- **INSTRUCTIONS FOR THE TASK**
Look through the records below, count the lines with the word "this", and reply with only the number.

======== DATASET CONTENT ========

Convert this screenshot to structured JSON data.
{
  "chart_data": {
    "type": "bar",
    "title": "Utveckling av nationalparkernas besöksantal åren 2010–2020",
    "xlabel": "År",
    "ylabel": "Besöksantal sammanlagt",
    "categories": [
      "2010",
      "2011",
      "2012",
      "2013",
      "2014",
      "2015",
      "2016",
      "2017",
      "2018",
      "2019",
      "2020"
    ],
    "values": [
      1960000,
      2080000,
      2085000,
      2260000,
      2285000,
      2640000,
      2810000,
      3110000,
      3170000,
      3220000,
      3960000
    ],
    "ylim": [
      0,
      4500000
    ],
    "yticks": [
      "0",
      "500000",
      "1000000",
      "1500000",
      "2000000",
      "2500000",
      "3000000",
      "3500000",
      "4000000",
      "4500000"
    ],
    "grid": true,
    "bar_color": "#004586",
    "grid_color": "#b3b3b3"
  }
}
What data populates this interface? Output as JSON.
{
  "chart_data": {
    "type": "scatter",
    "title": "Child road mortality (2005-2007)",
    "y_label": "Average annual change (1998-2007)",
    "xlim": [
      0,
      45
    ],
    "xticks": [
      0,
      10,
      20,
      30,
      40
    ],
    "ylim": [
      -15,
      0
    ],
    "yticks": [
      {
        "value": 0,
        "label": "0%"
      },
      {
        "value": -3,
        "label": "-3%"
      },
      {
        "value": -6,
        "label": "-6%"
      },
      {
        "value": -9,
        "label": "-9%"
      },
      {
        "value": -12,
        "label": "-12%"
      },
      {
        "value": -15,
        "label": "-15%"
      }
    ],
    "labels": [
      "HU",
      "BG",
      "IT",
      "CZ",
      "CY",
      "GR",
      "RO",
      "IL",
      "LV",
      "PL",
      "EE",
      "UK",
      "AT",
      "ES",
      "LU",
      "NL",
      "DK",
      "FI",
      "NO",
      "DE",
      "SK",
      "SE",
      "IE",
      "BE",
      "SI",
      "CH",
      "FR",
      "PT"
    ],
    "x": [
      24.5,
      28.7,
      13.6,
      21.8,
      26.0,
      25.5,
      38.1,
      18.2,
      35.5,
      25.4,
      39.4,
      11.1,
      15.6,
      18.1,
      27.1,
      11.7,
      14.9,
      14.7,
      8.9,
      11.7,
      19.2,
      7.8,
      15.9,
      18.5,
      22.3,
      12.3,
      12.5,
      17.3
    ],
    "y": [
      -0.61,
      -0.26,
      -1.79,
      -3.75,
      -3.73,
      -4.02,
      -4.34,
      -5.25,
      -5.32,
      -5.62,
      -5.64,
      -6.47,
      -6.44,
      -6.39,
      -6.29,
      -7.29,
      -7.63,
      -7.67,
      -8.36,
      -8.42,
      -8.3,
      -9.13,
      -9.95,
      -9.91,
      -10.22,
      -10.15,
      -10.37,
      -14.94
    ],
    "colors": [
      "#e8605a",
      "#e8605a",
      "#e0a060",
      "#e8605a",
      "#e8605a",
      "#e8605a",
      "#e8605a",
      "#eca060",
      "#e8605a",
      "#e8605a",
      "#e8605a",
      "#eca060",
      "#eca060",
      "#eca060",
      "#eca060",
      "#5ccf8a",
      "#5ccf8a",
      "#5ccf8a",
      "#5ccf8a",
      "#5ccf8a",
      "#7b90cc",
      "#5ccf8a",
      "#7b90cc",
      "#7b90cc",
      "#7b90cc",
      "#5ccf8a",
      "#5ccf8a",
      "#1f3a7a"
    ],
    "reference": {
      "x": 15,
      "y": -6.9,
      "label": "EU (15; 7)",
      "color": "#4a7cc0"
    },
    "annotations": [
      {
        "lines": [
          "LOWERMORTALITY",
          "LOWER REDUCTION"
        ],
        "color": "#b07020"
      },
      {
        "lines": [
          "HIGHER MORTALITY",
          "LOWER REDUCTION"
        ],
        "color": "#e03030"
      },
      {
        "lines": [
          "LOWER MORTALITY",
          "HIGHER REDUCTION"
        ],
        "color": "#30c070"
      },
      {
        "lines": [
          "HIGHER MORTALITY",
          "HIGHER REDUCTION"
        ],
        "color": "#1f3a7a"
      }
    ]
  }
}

========

- **THE ANSWER**
2